- _What you have to do_:
Report every line below that holds the word "TestInp".

Data entries
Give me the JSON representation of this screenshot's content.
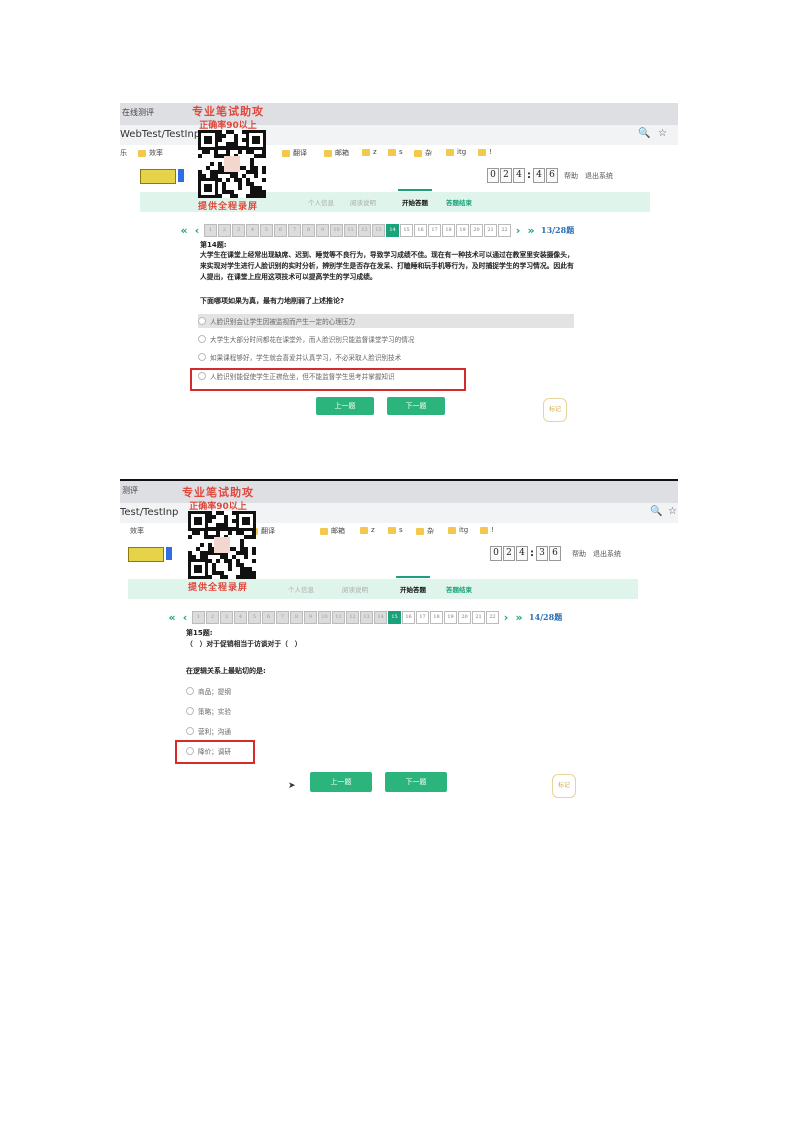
{
  "shots": [
    {
      "tab_title": "在线测评",
      "url": "WebTest/TestInp",
      "bookmarks": [
        "乐",
        "效率",
        "翻译",
        "邮箱",
        "z",
        "s",
        "杂",
        "itg",
        "!"
      ],
      "timer": [
        "0",
        "2",
        "4",
        "4",
        "6"
      ],
      "header_links": [
        "帮助",
        "退出系统"
      ],
      "steps": [
        "个人信息",
        "阅读说明",
        "开始答题",
        "答题结束"
      ],
      "pages": [
        "1",
        "2",
        "3",
        "4",
        "5",
        "6",
        "7",
        "8",
        "9",
        "10",
        "11",
        "12",
        "13",
        "14",
        "15",
        "16",
        "17",
        "18",
        "19",
        "20",
        "21",
        "22"
      ],
      "current_page": "14",
      "counter": "13/28题",
      "question_number": "第14题:",
      "question_text": "大学生在课堂上经常出现缺席、迟到、睡觉等不良行为，导致学习成绩不佳。现在有一种技术可以通过在教室里安装摄像头，来实现对学生进行人脸识别的实时分析，辨别学生是否存在发呆、打瞌睡和玩手机等行为，及时捕捉学生的学习情况。因此有人提出，在课堂上应用这项技术可以提高学生的学习成绩。",
      "prompt": "下面哪项如果为真，最有力地削弱了上述推论?",
      "options": [
        "人脸识别会让学生因被监视而产生一定的心理压力",
        "大学生大部分时间都花在课堂外，而人脸识别只能监督课堂学习的情况",
        "如果课程够好，学生就会喜爱并认真学习，不必采取人脸识别技术",
        "人脸识别能促使学生正襟危坐，但不能监督学生思考并掌握知识"
      ],
      "prev_label": "上一题",
      "next_label": "下一题",
      "mark_label": "标记"
    },
    {
      "tab_title": "测评",
      "url": "Test/TestInp",
      "bookmarks": [
        "效率",
        "翻译",
        "邮箱",
        "z",
        "s",
        "杂",
        "itg",
        "!"
      ],
      "timer": [
        "0",
        "2",
        "4",
        "3",
        "6"
      ],
      "header_links": [
        "帮助",
        "退出系统"
      ],
      "steps": [
        "个人信息",
        "阅读说明",
        "开始答题",
        "答题结束"
      ],
      "pages": [
        "1",
        "2",
        "3",
        "4",
        "5",
        "6",
        "7",
        "8",
        "9",
        "10",
        "11",
        "12",
        "13",
        "14",
        "15",
        "16",
        "17",
        "18",
        "19",
        "20",
        "21",
        "22"
      ],
      "current_page": "15",
      "counter": "14/28题",
      "question_number": "第15题:",
      "question_text": "（　）对于促销相当于访谈对于（　）",
      "prompt": "在逻辑关系上最贴切的是:",
      "options": [
        "商品；提纲",
        "策略；实验",
        "营利；沟通",
        "降价；调研"
      ],
      "prev_label": "上一题",
      "next_label": "下一题",
      "mark_label": "标记"
    }
  ],
  "watermark": {
    "line1": "专业笔试助攻",
    "line2": "正确率90以上",
    "line3": "提供全程录屏"
  },
  "colors": {
    "accent": "#1aa37a",
    "button": "#2bb47b",
    "highlight_box": "#d62b2b",
    "watermark": "#e0473d",
    "step_bar": "#dff5ec"
  }
}
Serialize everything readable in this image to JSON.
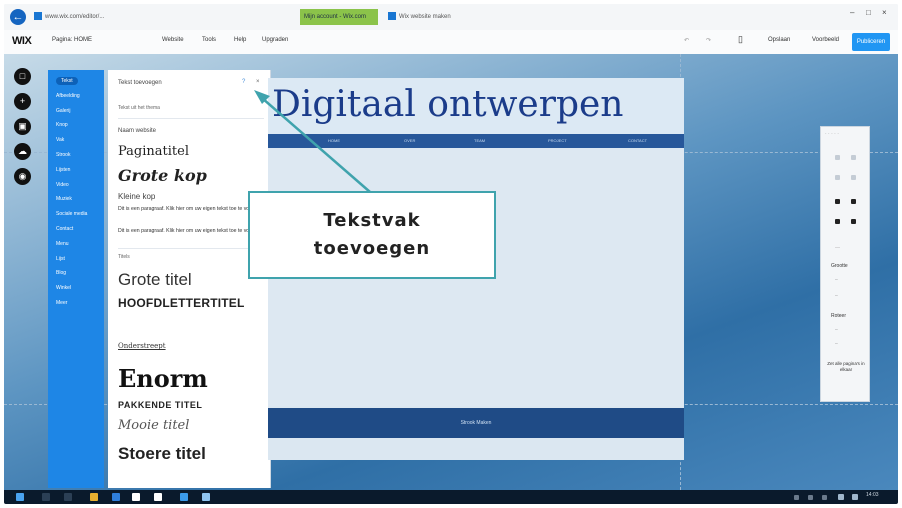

- _Answer in full_:
      "url": "WebTest/TestInp",
      "url": "Test/TestInp",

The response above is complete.